GIVEN PROBLEM: Give all of the lines again exactly as they read.

PROVIDED MATERIAL:
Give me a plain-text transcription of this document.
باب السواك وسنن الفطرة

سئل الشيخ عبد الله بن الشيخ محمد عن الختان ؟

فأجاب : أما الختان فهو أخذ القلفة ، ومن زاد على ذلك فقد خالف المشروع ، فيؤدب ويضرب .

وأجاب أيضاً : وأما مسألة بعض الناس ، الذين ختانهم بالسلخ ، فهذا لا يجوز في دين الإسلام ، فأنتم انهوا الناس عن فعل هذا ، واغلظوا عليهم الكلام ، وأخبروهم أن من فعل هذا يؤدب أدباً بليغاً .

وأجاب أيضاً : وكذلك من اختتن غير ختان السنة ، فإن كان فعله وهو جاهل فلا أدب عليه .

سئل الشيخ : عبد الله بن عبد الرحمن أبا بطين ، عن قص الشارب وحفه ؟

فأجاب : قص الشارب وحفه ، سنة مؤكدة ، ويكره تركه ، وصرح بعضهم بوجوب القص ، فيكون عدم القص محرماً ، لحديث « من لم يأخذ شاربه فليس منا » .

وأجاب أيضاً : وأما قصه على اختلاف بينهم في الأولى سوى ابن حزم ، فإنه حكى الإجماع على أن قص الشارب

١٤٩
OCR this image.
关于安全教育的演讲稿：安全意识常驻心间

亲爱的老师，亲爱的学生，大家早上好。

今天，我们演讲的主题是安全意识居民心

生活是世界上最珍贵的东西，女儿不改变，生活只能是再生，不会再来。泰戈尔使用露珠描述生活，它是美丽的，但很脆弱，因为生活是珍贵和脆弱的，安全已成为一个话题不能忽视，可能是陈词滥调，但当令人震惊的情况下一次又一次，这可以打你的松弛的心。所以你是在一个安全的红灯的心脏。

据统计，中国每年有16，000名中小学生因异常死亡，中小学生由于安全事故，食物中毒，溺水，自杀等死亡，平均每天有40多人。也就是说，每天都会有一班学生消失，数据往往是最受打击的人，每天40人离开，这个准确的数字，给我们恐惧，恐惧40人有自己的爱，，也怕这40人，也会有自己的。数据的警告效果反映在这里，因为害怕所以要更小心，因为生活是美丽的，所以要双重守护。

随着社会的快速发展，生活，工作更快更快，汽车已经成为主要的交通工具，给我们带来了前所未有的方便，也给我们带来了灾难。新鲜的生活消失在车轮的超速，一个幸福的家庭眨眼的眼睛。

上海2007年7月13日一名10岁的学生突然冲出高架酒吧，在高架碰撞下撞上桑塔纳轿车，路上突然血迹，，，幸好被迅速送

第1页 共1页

EXERCISE OUTPUT:
Give me a plain-text transcription of this document.
باب السواك وسنن الفطرة

سئل الشيخ عبد الله بن الشيخ محمد عن الختان ؟

فأجاب : أما الختان فهو أخذ القلفة ، ومن زاد على ذلك فقد خالف المشروع ، فيؤدب ويضرب .

وأجاب أيضاً : وأما مسألة بعض الناس ، الذين ختانهم بالسلخ ، فهذا لا يجوز في دين الإسلام ، فأنتم انهوا الناس عن فعل هذا ، واغلظوا عليهم الكلام ، وأخبروهم أن من فعل هذا يؤدب أدباً بليغاً .

وأجاب أيضاً : وكذلك من اختتن غير ختان السنة ، فإن كان فعله وهو جاهل فلا أدب عليه .

سئل الشيخ : عبد الله بن عبد الرحمن أبا بطين ، عن قص الشارب وحفه ؟

فأجاب : قص الشارب وحفه ، سنة مؤكدة ، ويكره تركه ، وصرح بعضهم بوجوب القص ، فيكون عدم القص محرماً ، لحديث « من لم يأخذ شاربه فليس منا » .

وأجاب أيضاً : وأما قصه على اختلاف بينهم في الأولى سوى ابن حزم ، فإنه حكى الإجماع على أن قص الشارب

١٤٩
OCR this image.
关于安全教育的演讲稿：安全意识常驻心间

亲爱的老师，亲爱的学生，大家早上好。

今天，我们演讲的主题是安全意识居民心

生活是世界上最珍贵的东西，女儿不改变，生活只能是再生，不会再来。泰戈尔使用露珠描述生活，它是美丽的，但很脆弱，因为生活是珍贵和脆弱的，安全已成为一个话题不能忽视，可能是陈词滥调，但当令人震惊的情况下一次又一次，这可以打你的松弛的心。所以你是在一个安全的红灯的心脏。

据统计，中国每年有16，000名中小学生因异常死亡，中小学生由于安全事故，食物中毒，溺水，自杀等死亡，平均每天有40多人。也就是说，每天都会有一班学生消失，数据往往是最受打击的人，每天40人离开，这个准确的数字，给我们恐惧，恐惧40人有自己的爱，，也怕这40人，也会有自己的。数据的警告效果反映在这里，因为害怕所以要更小心，因为生活是美丽的，所以要双重守护。

随着社会的快速发展，生活，工作更快更快，汽车已经成为主要的交通工具，给我们带来了前所未有的方便，也给我们带来了灾难。新鲜的生活消失在车轮的超速，一个幸福的家庭眨眼的眼睛。

上海2007年7月13日一名10岁的学生突然冲出高架酒吧，在高架碰撞下撞上桑塔纳轿车，路上突然血迹，，，幸好被迅速送

第1页 共1页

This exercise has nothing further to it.